**SHORT PROBLEM**: Using the listing below, extract each line that has the word "ylabel" in it.

**STORED ROWS**:
• • • • •

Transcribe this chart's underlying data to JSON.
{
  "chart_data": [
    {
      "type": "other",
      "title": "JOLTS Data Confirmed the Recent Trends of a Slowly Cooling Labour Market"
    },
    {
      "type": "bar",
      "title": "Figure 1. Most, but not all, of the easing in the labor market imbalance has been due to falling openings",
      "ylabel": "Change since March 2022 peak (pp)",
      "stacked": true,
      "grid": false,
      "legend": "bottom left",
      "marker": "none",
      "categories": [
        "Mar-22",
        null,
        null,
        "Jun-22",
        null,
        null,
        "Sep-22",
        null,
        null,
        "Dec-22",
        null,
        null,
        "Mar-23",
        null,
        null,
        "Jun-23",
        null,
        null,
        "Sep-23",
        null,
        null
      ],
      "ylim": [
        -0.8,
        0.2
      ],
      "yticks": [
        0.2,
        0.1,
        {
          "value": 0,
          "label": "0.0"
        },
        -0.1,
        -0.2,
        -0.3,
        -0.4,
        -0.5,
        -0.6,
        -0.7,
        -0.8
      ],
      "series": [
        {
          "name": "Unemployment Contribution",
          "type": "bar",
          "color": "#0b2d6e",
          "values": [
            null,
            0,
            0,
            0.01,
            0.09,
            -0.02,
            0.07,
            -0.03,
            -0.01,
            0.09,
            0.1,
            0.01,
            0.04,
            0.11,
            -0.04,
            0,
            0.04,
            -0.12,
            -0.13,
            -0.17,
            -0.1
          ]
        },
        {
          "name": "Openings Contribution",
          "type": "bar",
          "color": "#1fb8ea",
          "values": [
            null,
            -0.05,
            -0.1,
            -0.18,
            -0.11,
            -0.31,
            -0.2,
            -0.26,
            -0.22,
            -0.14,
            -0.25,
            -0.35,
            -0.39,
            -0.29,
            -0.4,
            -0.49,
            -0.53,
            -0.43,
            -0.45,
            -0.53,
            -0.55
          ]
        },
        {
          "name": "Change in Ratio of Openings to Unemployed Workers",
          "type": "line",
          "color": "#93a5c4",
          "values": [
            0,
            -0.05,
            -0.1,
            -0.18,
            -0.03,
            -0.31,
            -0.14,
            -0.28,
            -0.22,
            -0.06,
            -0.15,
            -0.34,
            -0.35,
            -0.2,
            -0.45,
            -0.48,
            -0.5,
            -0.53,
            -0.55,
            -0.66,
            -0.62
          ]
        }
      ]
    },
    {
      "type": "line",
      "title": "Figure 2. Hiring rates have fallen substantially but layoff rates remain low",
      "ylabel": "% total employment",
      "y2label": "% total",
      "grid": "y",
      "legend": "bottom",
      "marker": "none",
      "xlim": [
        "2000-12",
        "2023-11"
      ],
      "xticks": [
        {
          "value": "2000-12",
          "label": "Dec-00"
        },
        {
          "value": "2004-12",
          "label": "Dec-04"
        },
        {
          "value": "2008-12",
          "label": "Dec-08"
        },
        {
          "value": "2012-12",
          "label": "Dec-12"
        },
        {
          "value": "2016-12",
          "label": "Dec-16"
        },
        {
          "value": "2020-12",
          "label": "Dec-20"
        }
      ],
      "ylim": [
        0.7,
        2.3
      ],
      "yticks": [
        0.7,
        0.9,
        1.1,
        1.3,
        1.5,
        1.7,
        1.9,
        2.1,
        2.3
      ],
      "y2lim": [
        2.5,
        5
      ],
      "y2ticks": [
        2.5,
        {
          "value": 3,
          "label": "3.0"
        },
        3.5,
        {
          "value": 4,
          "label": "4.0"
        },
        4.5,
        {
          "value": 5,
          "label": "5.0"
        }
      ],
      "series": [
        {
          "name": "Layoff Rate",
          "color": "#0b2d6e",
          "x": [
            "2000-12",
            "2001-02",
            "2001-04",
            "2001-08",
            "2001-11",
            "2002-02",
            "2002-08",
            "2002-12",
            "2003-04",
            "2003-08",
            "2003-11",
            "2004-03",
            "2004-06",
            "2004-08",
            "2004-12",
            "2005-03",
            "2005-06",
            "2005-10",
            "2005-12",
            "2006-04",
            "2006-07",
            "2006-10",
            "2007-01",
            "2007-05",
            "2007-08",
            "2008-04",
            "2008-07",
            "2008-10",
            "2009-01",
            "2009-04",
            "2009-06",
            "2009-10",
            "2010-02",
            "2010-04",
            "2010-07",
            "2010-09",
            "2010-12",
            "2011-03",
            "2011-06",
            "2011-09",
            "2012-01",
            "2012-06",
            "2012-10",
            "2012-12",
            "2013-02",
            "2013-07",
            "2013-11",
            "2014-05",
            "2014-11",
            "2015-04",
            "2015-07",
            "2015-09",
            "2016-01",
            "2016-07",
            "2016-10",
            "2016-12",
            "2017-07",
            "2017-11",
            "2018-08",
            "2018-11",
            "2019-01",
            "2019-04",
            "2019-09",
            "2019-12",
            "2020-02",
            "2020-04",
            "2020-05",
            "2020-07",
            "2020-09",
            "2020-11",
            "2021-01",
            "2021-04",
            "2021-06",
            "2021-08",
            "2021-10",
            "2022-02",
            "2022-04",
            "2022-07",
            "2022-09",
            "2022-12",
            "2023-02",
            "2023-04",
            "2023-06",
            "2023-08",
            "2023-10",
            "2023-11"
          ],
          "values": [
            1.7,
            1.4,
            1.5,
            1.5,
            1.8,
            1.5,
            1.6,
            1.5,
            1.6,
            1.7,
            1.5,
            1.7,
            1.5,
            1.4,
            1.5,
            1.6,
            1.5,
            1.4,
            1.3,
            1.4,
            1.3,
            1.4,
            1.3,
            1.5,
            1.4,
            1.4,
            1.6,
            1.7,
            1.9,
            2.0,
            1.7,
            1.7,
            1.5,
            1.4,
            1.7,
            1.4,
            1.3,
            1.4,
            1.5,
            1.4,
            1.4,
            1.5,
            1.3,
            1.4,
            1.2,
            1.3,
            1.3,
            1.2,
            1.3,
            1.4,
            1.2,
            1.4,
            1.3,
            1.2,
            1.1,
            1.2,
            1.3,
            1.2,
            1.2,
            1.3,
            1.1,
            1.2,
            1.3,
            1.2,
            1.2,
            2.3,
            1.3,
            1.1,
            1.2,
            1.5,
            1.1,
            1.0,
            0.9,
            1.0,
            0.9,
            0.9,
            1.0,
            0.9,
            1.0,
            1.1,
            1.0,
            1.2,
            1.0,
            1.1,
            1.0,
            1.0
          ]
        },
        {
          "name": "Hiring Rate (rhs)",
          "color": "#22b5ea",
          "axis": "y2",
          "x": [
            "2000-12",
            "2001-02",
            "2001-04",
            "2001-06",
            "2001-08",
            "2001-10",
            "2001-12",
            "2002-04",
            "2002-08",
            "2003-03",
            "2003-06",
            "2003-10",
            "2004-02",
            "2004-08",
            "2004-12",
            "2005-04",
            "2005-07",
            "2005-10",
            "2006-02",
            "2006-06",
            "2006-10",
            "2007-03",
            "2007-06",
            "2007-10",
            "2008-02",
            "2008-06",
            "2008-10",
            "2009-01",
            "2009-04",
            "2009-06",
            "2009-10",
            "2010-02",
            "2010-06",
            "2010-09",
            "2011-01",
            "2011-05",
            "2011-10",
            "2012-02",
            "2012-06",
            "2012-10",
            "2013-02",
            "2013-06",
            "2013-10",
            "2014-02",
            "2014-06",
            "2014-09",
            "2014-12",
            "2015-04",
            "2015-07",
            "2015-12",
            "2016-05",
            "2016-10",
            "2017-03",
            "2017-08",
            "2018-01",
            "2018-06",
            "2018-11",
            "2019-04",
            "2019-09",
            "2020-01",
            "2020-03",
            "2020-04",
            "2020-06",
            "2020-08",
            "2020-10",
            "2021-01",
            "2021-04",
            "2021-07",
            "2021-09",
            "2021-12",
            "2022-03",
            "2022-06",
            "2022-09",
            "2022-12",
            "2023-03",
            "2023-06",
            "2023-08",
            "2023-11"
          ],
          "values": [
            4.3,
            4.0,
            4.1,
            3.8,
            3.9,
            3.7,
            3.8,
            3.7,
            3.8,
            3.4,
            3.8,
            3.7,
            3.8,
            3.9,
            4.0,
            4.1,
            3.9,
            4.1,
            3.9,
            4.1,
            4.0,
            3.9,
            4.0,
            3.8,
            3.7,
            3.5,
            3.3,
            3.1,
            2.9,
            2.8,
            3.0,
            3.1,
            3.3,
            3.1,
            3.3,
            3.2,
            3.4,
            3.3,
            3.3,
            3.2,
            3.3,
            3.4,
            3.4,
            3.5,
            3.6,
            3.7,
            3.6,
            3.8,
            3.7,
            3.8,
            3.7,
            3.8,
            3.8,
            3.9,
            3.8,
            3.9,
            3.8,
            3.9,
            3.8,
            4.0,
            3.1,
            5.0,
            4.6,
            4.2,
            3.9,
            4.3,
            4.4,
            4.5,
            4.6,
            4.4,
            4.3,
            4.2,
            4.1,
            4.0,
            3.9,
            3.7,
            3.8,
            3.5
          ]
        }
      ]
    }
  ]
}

• • • • •

**SOLUTION**:
      "ylabel": "Change since March 2022 peak (pp)",
      "ylabel": "% total employment",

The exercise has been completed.